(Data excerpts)
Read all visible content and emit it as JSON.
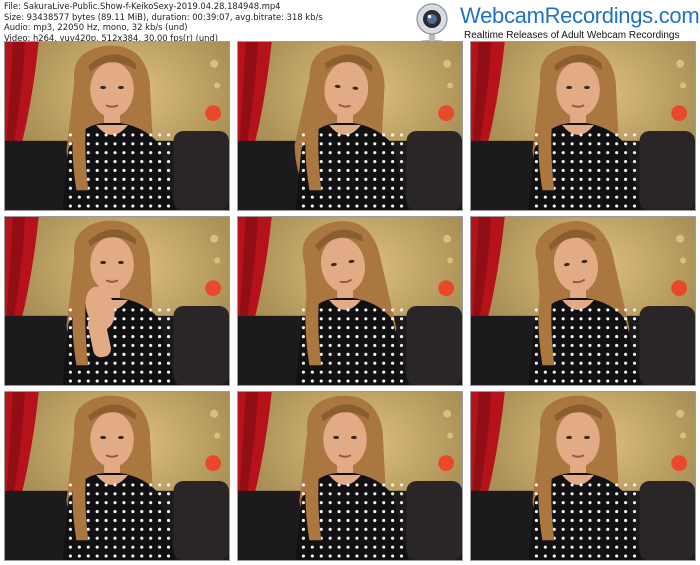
{
  "header": {
    "file_line": "File: SakuraLive-Public.Show-f-KeikoSexy-2019.04.28.184948.mp4",
    "size_line": "Size: 93438577 bytes (89.11 MiB), duration: 00:39:07, avg.bitrate: 318 kb/s",
    "audio_line": "Audio: mp3, 22050 Hz, mono, 32 kb/s (und)",
    "video_line": "Video: h264, yuv420p, 512x384, 30.00 fps(r) (und)"
  },
  "logo": {
    "brand": "WebcamRecordings.com",
    "tagline": "Realtime Releases of Adult Webcam Recordings"
  },
  "colors": {
    "wall": "#c9a85e",
    "curtain": "#b5121b",
    "couch": "#1c1a1c",
    "dress": "#111114",
    "skin": "#e2ab86",
    "hair": "#a9773f",
    "brand_blue": "#1f73c4"
  },
  "thumbnails": [
    {
      "pose": "centered"
    },
    {
      "pose": "looking-down"
    },
    {
      "pose": "centered"
    },
    {
      "pose": "hand-raised"
    },
    {
      "pose": "head-tilted"
    },
    {
      "pose": "head-tilted"
    },
    {
      "pose": "centered"
    },
    {
      "pose": "centered"
    },
    {
      "pose": "centered"
    }
  ]
}
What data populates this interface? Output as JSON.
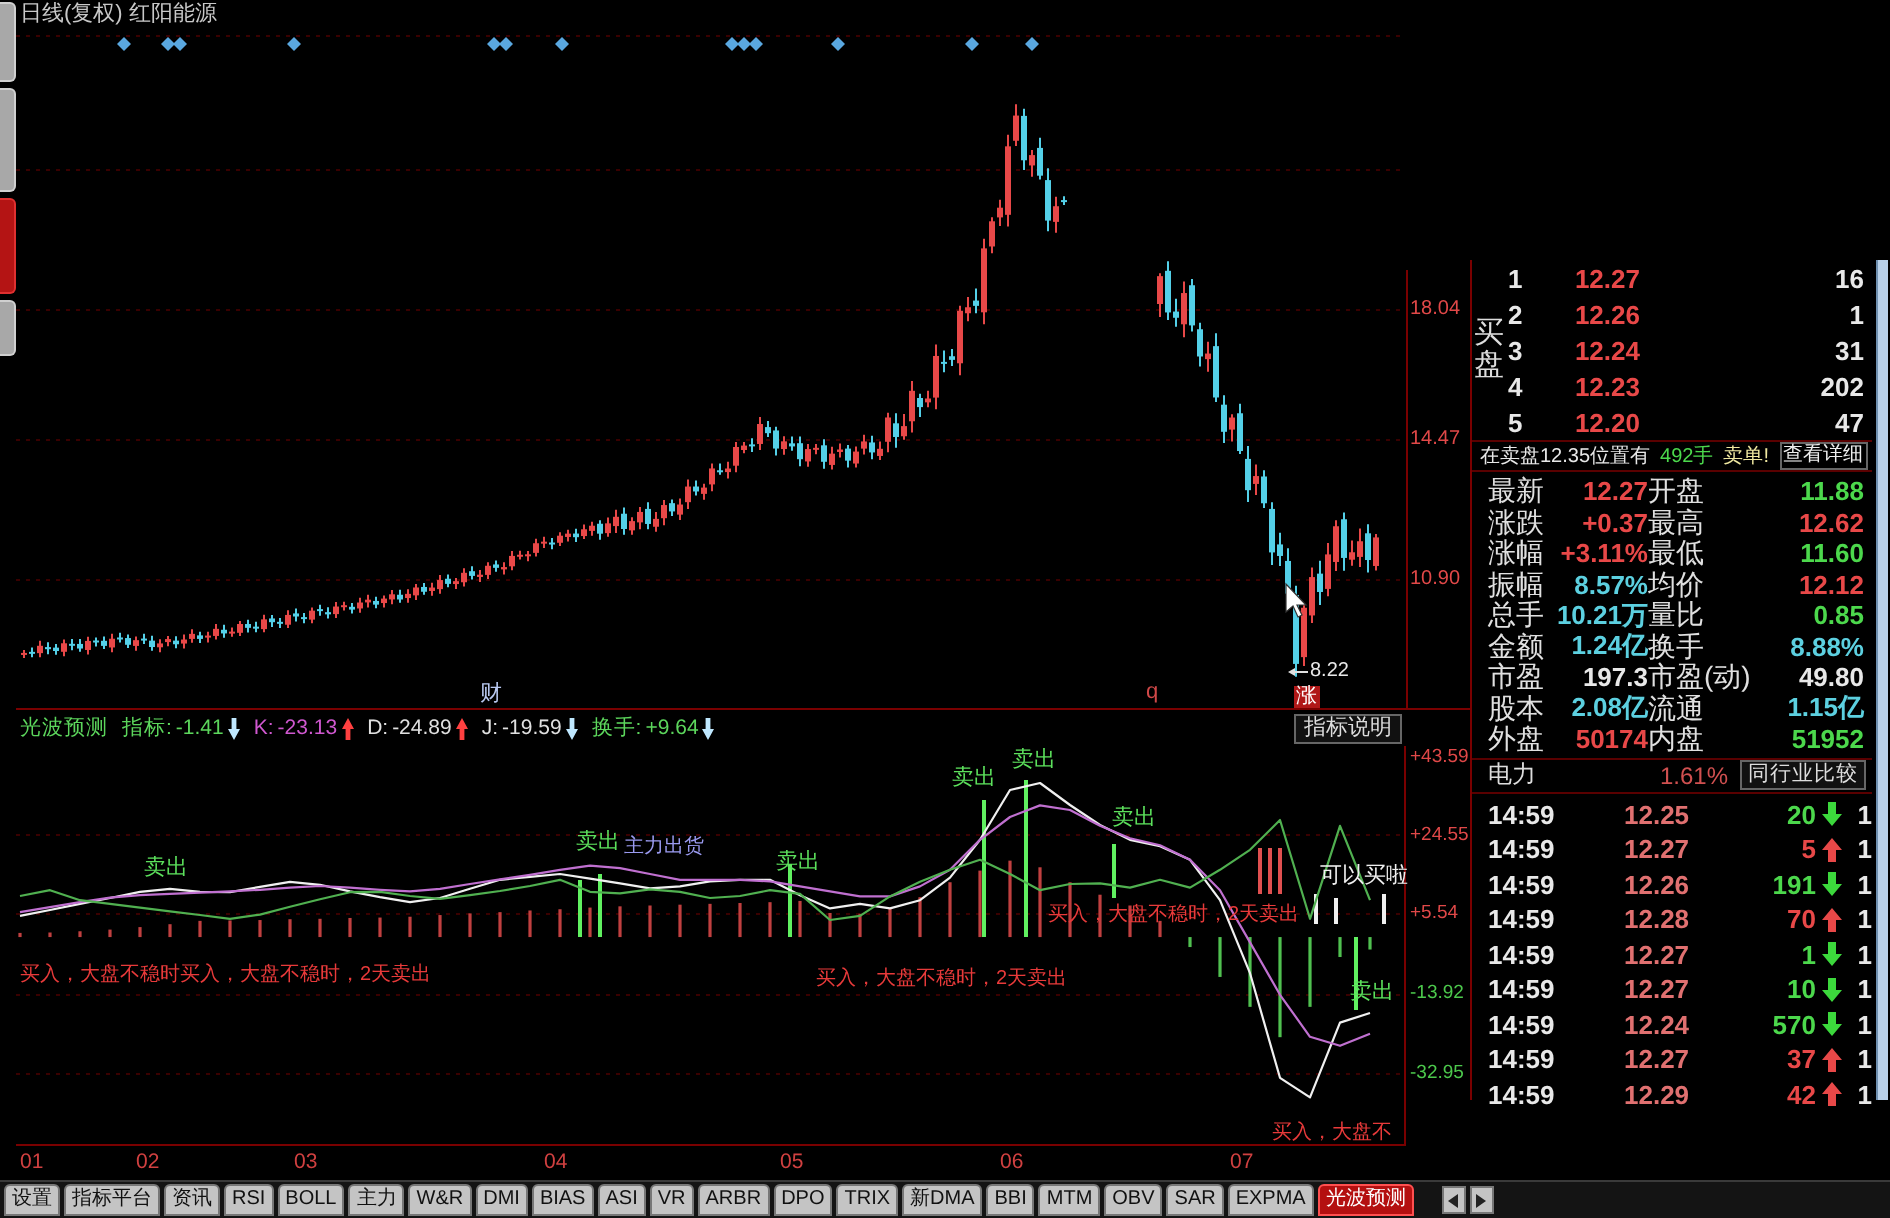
{
  "side_tabs": [
    {
      "selected": false
    },
    {
      "selected": false
    },
    {
      "selected": true
    },
    {
      "selected": false
    }
  ],
  "price_chart": {
    "title": "日线(复权) 红阳能源",
    "axis_labels": [
      "18.04",
      "14.47",
      "10.90"
    ],
    "event_labels": [
      {
        "text": "财",
        "color": "#b8c8f0"
      },
      {
        "text": "q",
        "color": "#d04848"
      }
    ],
    "rise_tag": "涨",
    "low_label": "8.22"
  },
  "indicator": {
    "name": "光波预测",
    "readouts": [
      {
        "label": "指标:",
        "value": "-1.41",
        "rising": false,
        "color": "#5cd65c"
      },
      {
        "label": "K:",
        "value": "-23.13",
        "rising": true,
        "color": "#d058d0"
      },
      {
        "label": "D:",
        "value": "-24.89",
        "rising": true,
        "color": "#e0e0e0"
      },
      {
        "label": "J:",
        "value": "-19.59",
        "rising": false,
        "color": "#e0e0e0"
      },
      {
        "label": "换手:",
        "value": "+9.64",
        "rising": false,
        "color": "#5cd65c"
      }
    ],
    "help_button": "指标说明",
    "chart_data": {
      "type": "line",
      "ylim": [
        -50.3,
        46.0
      ],
      "grid": true,
      "yticks": [
        {
          "value": 43.59,
          "label": "+43.59"
        },
        {
          "value": 24.55,
          "label": "+24.55"
        },
        {
          "value": 5.54,
          "label": "+5.54"
        },
        {
          "value": -13.92,
          "label": "-13.92"
        },
        {
          "value": -32.95,
          "label": "-32.95"
        }
      ],
      "series": [
        {
          "color": "#f0f0f0",
          "values": [
            5.1,
            6.5,
            8.0,
            9.4,
            10.9,
            11.6,
            10.9,
            10.8,
            12.1,
            13.3,
            12.6,
            11.0,
            9.6,
            8.4,
            9.4,
            11.6,
            13.8,
            14.5,
            15.2,
            14.1,
            12.9,
            11.7,
            12.2,
            13.4,
            13.8,
            13.8,
            10.1,
            6.9,
            8.0,
            6.9,
            8.9,
            14.3,
            23.4,
            35.4,
            37.1,
            31.8,
            27.0,
            23.4,
            21.9,
            18.6,
            8.9,
            -8.7,
            -33.9,
            -38.6,
            -20.6,
            -18.3
          ]
        },
        {
          "color": "#c070d0",
          "values": [
            6.0,
            7.2,
            8.4,
            9.5,
            10.1,
            10.4,
            10.7,
            11.0,
            11.4,
            11.9,
            12.3,
            11.9,
            11.4,
            11.0,
            11.6,
            12.8,
            13.9,
            15.0,
            16.2,
            17.2,
            16.6,
            15.2,
            13.8,
            13.8,
            13.8,
            13.4,
            12.2,
            11.0,
            9.8,
            9.8,
            12.2,
            16.2,
            23.4,
            28.9,
            31.7,
            30.6,
            26.8,
            23.8,
            22.1,
            18.6,
            11.3,
            -1.3,
            -13.9,
            -24.0,
            -26.2,
            -23.3
          ]
        },
        {
          "color": "#50b050",
          "values": [
            9.9,
            11.3,
            8.9,
            8.0,
            7.1,
            6.2,
            5.3,
            4.4,
            5.4,
            7.3,
            9.1,
            10.8,
            10.9,
            9.9,
            9.2,
            10.1,
            11.1,
            12.3,
            13.8,
            10.9,
            10.5,
            11.5,
            10.9,
            9.4,
            9.9,
            11.3,
            10.4,
            4.1,
            5.1,
            9.8,
            13.3,
            16.2,
            18.6,
            15.2,
            11.3,
            12.8,
            12.9,
            11.9,
            13.8,
            11.9,
            16.2,
            21.0,
            28.2,
            4.4,
            26.8,
            8.9
          ]
        },
        {
          "type": "bar",
          "color": "#c04040",
          "values": [
            1.0,
            1.1,
            1.4,
            1.8,
            2.4,
            3.1,
            3.9,
            4.0,
            4.1,
            4.3,
            4.4,
            4.6,
            4.7,
            4.9,
            5.3,
            5.7,
            6.0,
            6.4,
            6.7,
            7.1,
            7.4,
            7.6,
            7.8,
            8.0,
            8.2,
            8.4,
            8.7,
            5.8,
            5.6,
            6.8,
            9.6,
            13.2,
            16.0,
            18.4,
            16.8,
            13.2,
            10.2,
            7.6,
            3.9,
            null,
            null,
            null,
            null,
            null,
            null,
            null
          ]
        },
        {
          "type": "bar",
          "color": "#50c050",
          "values": [
            null,
            null,
            null,
            null,
            null,
            null,
            null,
            null,
            null,
            null,
            null,
            null,
            null,
            null,
            null,
            null,
            null,
            null,
            null,
            null,
            null,
            null,
            null,
            null,
            null,
            null,
            null,
            null,
            null,
            null,
            null,
            null,
            null,
            null,
            null,
            null,
            null,
            null,
            null,
            -2.4,
            -9.6,
            -16.8,
            -24.1,
            -16.8,
            -4.8,
            -3.0
          ]
        }
      ]
    },
    "annotations": [
      {
        "kind": "sell",
        "text": "卖出"
      },
      {
        "kind": "sell",
        "text": "卖出"
      },
      {
        "kind": "main",
        "text": "主力出货"
      },
      {
        "kind": "sell",
        "text": "卖出"
      },
      {
        "kind": "sell",
        "text": "卖出"
      },
      {
        "kind": "sell",
        "text": "卖出"
      },
      {
        "kind": "sell",
        "text": "卖出"
      },
      {
        "kind": "sell",
        "text": "卖出"
      },
      {
        "kind": "buy",
        "text": "买入，大盘不稳时买入，大盘不稳时，2天卖出"
      },
      {
        "kind": "buy",
        "text": "买入，大盘不稳时，2天卖出"
      },
      {
        "kind": "buy",
        "text": "买入，大盘不稳时，2天卖出"
      },
      {
        "kind": "hint",
        "text": "可以买啦"
      },
      {
        "kind": "buy",
        "text": "买入，大盘不"
      }
    ]
  },
  "dates": [
    "01",
    "02",
    "03",
    "04",
    "05",
    "06",
    "07"
  ],
  "bottom_tabs": [
    {
      "label": "设置",
      "selected": false
    },
    {
      "label": "指标平台",
      "selected": false
    },
    {
      "label": "资讯",
      "selected": false
    },
    {
      "label": "RSI",
      "selected": false
    },
    {
      "label": "BOLL",
      "selected": false
    },
    {
      "label": "主力",
      "selected": false
    },
    {
      "label": "W&R",
      "selected": false
    },
    {
      "label": "DMI",
      "selected": false
    },
    {
      "label": "BIAS",
      "selected": false
    },
    {
      "label": "ASI",
      "selected": false
    },
    {
      "label": "VR",
      "selected": false
    },
    {
      "label": "ARBR",
      "selected": false
    },
    {
      "label": "DPO",
      "selected": false
    },
    {
      "label": "TRIX",
      "selected": false
    },
    {
      "label": "新DMA",
      "selected": false
    },
    {
      "label": "BBI",
      "selected": false
    },
    {
      "label": "MTM",
      "selected": false
    },
    {
      "label": "OBV",
      "selected": false
    },
    {
      "label": "SAR",
      "selected": false
    },
    {
      "label": "EXPMA",
      "selected": false
    },
    {
      "label": "光波预测",
      "selected": true
    }
  ],
  "order_book": {
    "side_label": "买盘",
    "levels": [
      {
        "num": "1",
        "price": "12.27",
        "volume": "16"
      },
      {
        "num": "2",
        "price": "12.26",
        "volume": "1"
      },
      {
        "num": "3",
        "price": "12.24",
        "volume": "31"
      },
      {
        "num": "4",
        "price": "12.23",
        "volume": "202"
      },
      {
        "num": "5",
        "price": "12.20",
        "volume": "47"
      }
    ]
  },
  "notice": {
    "text": "在卖盘12.35位置有",
    "volume": "492手",
    "flag": "卖单!",
    "link": "查看详细"
  },
  "quotes": [
    {
      "label": "最新",
      "value": "12.27",
      "color": "#e84848"
    },
    {
      "label": "开盘",
      "value": "11.88",
      "color": "#4cd84c"
    },
    {
      "label": "涨跌",
      "value": "+0.37",
      "color": "#e84848"
    },
    {
      "label": "最高",
      "value": "12.62",
      "color": "#e84848"
    },
    {
      "label": "涨幅",
      "value": "+3.11%",
      "color": "#e84848"
    },
    {
      "label": "最低",
      "value": "11.60",
      "color": "#4cd84c"
    },
    {
      "label": "振幅",
      "value": "8.57%",
      "color": "#5cd0e0"
    },
    {
      "label": "均价",
      "value": "12.12",
      "color": "#e84848"
    },
    {
      "label": "总手",
      "value": "10.21万",
      "color": "#5cd0e0"
    },
    {
      "label": "量比",
      "value": "0.85",
      "color": "#4cd84c"
    },
    {
      "label": "金额",
      "value": "1.24亿",
      "color": "#5cd0e0"
    },
    {
      "label": "换手",
      "value": "8.88%",
      "color": "#5cd0e0"
    },
    {
      "label": "市盈",
      "value": "197.3",
      "color": "#e8e8e8"
    },
    {
      "label": "市盈(动)",
      "value": "49.80",
      "color": "#e8e8e8"
    },
    {
      "label": "股本",
      "value": "2.08亿",
      "color": "#5cd0e0"
    },
    {
      "label": "流通",
      "value": "1.15亿",
      "color": "#5cd0e0"
    },
    {
      "label": "外盘",
      "value": "50174",
      "color": "#e84848"
    },
    {
      "label": "内盘",
      "value": "51952",
      "color": "#4cd84c"
    }
  ],
  "sector": {
    "name": "电力",
    "change": "1.61%",
    "compare_button": "同行业比较"
  },
  "ticks": [
    {
      "time": "14:59",
      "price": "12.25",
      "volume": "20",
      "rising": false,
      "column_4": "1"
    },
    {
      "time": "14:59",
      "price": "12.27",
      "volume": "5",
      "rising": true,
      "column_4": "1"
    },
    {
      "time": "14:59",
      "price": "12.26",
      "volume": "191",
      "rising": false,
      "column_4": "1"
    },
    {
      "time": "14:59",
      "price": "12.28",
      "volume": "70",
      "rising": true,
      "column_4": "1"
    },
    {
      "time": "14:59",
      "price": "12.27",
      "volume": "1",
      "rising": false,
      "column_4": "1"
    },
    {
      "time": "14:59",
      "price": "12.27",
      "volume": "10",
      "rising": false,
      "column_4": "1"
    },
    {
      "time": "14:59",
      "price": "12.24",
      "volume": "570",
      "rising": false,
      "column_4": "1"
    },
    {
      "time": "14:59",
      "price": "12.27",
      "volume": "37",
      "rising": true,
      "column_4": "1"
    },
    {
      "time": "14:59",
      "price": "12.29",
      "volume": "42",
      "rising": true,
      "column_4": "1"
    }
  ]
}
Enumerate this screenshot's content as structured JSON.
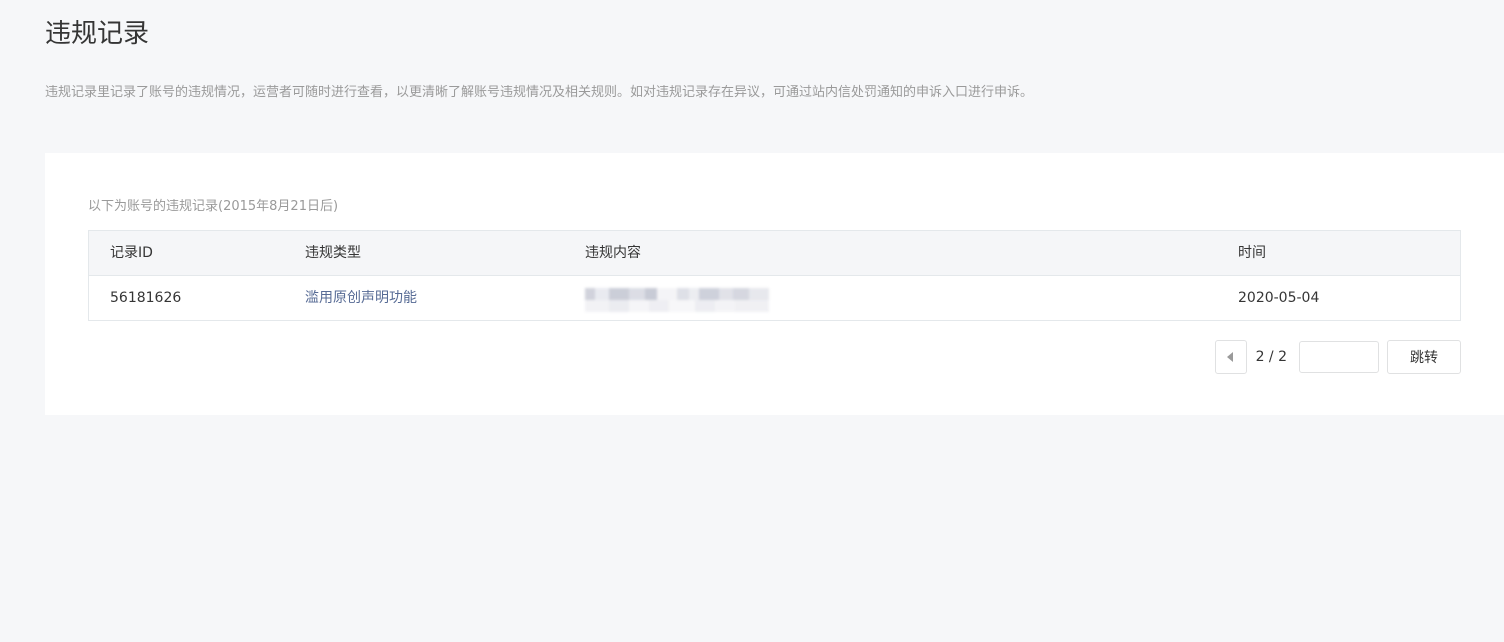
{
  "header": {
    "title": "违规记录",
    "description": "违规记录里记录了账号的违规情况，运营者可随时进行查看，以更清晰了解账号违规情况及相关规则。如对违规记录存在异议，可通过站内信处罚通知的申诉入口进行申诉。"
  },
  "records": {
    "caption": "以下为账号的违规记录(2015年8月21日后)",
    "columns": [
      "记录ID",
      "违规类型",
      "违规内容",
      "时间"
    ],
    "rows": [
      {
        "id": "56181626",
        "type": "滥用原创声明功能",
        "content": "",
        "time": "2020-05-04"
      }
    ]
  },
  "pagination": {
    "page_indicator": "2 / 2",
    "jump_input_value": "",
    "jump_label": "跳转"
  },
  "colors": {
    "link": "#576b95",
    "page_background": "#f6f7f9",
    "muted_text": "#9a9a9a"
  },
  "icons": {
    "prev_page": "caret-left-icon"
  }
}
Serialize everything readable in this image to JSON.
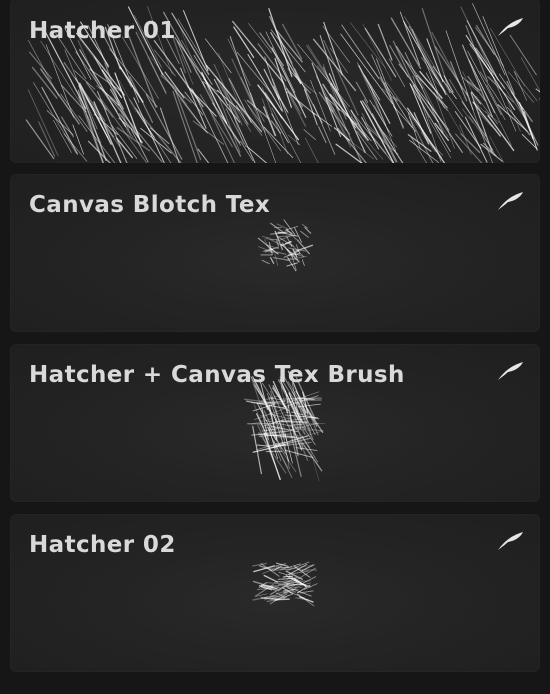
{
  "brush_library": {
    "brushes": [
      {
        "name": "Hatcher 01",
        "icon": "procreate-brush-icon"
      },
      {
        "name": "Canvas Blotch Tex",
        "icon": "procreate-brush-icon"
      },
      {
        "name": "Hatcher + Canvas Tex Brush",
        "icon": "procreate-brush-icon"
      },
      {
        "name": "Hatcher 02",
        "icon": "procreate-brush-icon"
      }
    ]
  },
  "colors": {
    "background": "#161616",
    "card": "#242424",
    "title": "#d9d9d9",
    "stroke": "#ffffff"
  }
}
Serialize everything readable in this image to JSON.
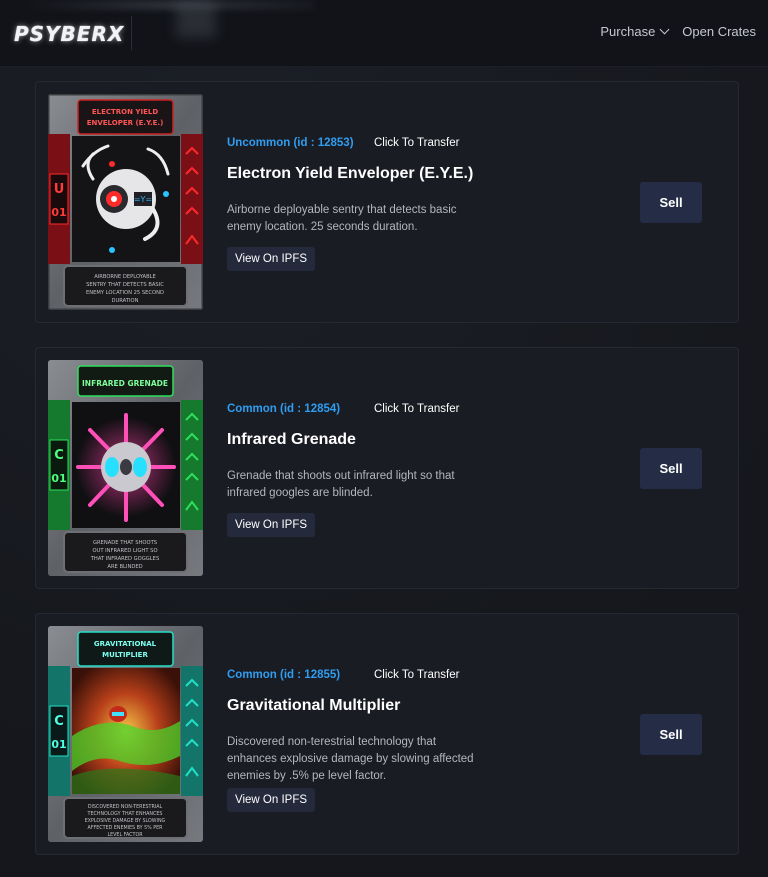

## Problem:
Output the line containing "Enumerate this screenshot's" along with every line after it to the end of the material, exactly as written, but without pictures.

## In response:
Enumerate this screenshot's content as structured JSON.
{
  "header": {
    "title": "违规记录",
    "description": "违规记录里记录了账号的违规情况，运营者可随时进行查看，以更清晰了解账号违规情况及相关规则。如对违规记录存在异议，可通过站内信处罚通知的申诉入口进行申诉。"
  },
  "records": {
    "caption": "以下为账号的违规记录(2015年8月21日后)",
    "columns": [
      "记录ID",
      "违规类型",
      "违规内容",
      "时间"
    ],
    "rows": [
      {
        "id": "56181626",
        "type": "滥用原创声明功能",
        "content": "",
        "time": "2020-05-04"
      }
    ]
  },
  "pagination": {
    "page_indicator": "2 / 2",
    "jump_input_value": "",
    "jump_label": "跳转"
  },
  "colors": {
    "link": "#576b95",
    "page_background": "#f6f7f9",
    "muted_text": "#9a9a9a"
  },
  "icons": {
    "prev_page": "caret-left-icon"
  }
}
Serialize everything readable in this image to JSON.
{
  "brush_library": {
    "brushes": [
      {
        "name": "Hatcher 01",
        "icon": "procreate-brush-icon"
      },
      {
        "name": "Canvas Blotch Tex",
        "icon": "procreate-brush-icon"
      },
      {
        "name": "Hatcher + Canvas Tex Brush",
        "icon": "procreate-brush-icon"
      },
      {
        "name": "Hatcher 02",
        "icon": "procreate-brush-icon"
      }
    ]
  },
  "colors": {
    "background": "#161616",
    "card": "#242424",
    "title": "#d9d9d9",
    "stroke": "#ffffff"
  }
}
Serialize everything readable in this image to JSON.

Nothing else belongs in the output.